Restate the entries below verbatim.

▸ Stored data
□ □ □ □ □ □ □
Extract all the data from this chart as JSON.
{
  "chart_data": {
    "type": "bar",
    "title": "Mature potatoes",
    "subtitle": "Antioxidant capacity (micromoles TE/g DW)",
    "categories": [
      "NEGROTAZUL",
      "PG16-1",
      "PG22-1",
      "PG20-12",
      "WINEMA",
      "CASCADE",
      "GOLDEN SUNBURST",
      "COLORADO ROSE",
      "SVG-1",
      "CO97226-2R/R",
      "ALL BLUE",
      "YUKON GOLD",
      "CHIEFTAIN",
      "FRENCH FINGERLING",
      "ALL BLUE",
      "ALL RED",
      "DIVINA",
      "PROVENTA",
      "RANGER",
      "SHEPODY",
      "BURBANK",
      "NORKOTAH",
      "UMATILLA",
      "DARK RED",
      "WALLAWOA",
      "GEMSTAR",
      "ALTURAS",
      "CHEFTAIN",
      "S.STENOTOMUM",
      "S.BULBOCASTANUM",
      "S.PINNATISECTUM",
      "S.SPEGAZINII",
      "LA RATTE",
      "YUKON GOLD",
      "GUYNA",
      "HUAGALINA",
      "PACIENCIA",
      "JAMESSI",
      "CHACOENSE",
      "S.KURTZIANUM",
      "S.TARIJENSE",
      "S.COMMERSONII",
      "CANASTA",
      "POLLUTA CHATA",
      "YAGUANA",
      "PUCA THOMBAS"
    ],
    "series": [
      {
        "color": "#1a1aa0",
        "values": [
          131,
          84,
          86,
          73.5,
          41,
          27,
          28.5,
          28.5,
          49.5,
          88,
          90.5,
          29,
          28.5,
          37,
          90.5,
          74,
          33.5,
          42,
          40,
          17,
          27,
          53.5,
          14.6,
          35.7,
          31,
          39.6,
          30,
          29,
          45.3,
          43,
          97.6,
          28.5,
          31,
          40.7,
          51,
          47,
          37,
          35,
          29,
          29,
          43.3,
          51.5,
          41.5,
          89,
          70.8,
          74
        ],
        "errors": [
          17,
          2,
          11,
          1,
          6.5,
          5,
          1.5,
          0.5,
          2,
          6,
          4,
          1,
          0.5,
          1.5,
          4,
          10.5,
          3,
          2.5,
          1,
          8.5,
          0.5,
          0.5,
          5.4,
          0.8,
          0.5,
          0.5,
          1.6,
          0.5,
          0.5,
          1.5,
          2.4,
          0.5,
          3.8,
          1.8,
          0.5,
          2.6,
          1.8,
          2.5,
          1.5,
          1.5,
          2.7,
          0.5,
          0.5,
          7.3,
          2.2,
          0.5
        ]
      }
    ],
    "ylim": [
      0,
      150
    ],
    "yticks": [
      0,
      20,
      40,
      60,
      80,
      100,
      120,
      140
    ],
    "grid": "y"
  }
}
□ □ □ □ □ □ □
▸ Solution for this problem
Extract all the data from this chart as JSON.
{
  "chart_data": {
    "type": "bar",
    "title": "Mature potatoes",
    "subtitle": "Antioxidant capacity (micromoles TE/g DW)",
    "categories": [
      "NEGROTAZUL",
      "PG16-1",
      "PG22-1",
      "PG20-12",
      "WINEMA",
      "CASCADE",
      "GOLDEN SUNBURST",
      "COLORADO ROSE",
      "SVG-1",
      "CO97226-2R/R",
      "ALL BLUE",
      "YUKON GOLD",
      "CHIEFTAIN",
      "FRENCH FINGERLING",
      "ALL BLUE",
      "ALL RED",
      "DIVINA",
      "PROVENTA",
      "RANGER",
      "SHEPODY",
      "BURBANK",
      "NORKOTAH",
      "UMATILLA",
      "DARK RED",
      "WALLAWOA",
      "GEMSTAR",
      "ALTURAS",
      "CHEFTAIN",
      "S.STENOTOMUM",
      "S.BULBOCASTANUM",
      "S.PINNATISECTUM",
      "S.SPEGAZINII",
      "LA RATTE",
      "YUKON GOLD",
      "GUYNA",
      "HUAGALINA",
      "PACIENCIA",
      "JAMESSI",
      "CHACOENSE",
      "S.KURTZIANUM",
      "S.TARIJENSE",
      "S.COMMERSONII",
      "CANASTA",
      "POLLUTA CHATA",
      "YAGUANA",
      "PUCA THOMBAS"
    ],
    "series": [
      {
        "color": "#1a1aa0",
        "values": [
          131,
          84,
          86,
          73.5,
          41,
          27,
          28.5,
          28.5,
          49.5,
          88,
          90.5,
          29,
          28.5,
          37,
          90.5,
          74,
          33.5,
          42,
          40,
          17,
          27,
          53.5,
          14.6,
          35.7,
          31,
          39.6,
          30,
          29,
          45.3,
          43,
          97.6,
          28.5,
          31,
          40.7,
          51,
          47,
          37,
          35,
          29,
          29,
          43.3,
          51.5,
          41.5,
          89,
          70.8,
          74
        ],
        "errors": [
          17,
          2,
          11,
          1,
          6.5,
          5,
          1.5,
          0.5,
          2,
          6,
          4,
          1,
          0.5,
          1.5,
          4,
          10.5,
          3,
          2.5,
          1,
          8.5,
          0.5,
          0.5,
          5.4,
          0.8,
          0.5,
          0.5,
          1.6,
          0.5,
          0.5,
          1.5,
          2.4,
          0.5,
          3.8,
          1.8,
          0.5,
          2.6,
          1.8,
          2.5,
          1.5,
          1.5,
          2.7,
          0.5,
          0.5,
          7.3,
          2.2,
          0.5
        ]
      }
    ],
    "ylim": [
      0,
      150
    ],
    "yticks": [
      0,
      20,
      40,
      60,
      80,
      100,
      120,
      140
    ],
    "grid": "y"
  }
}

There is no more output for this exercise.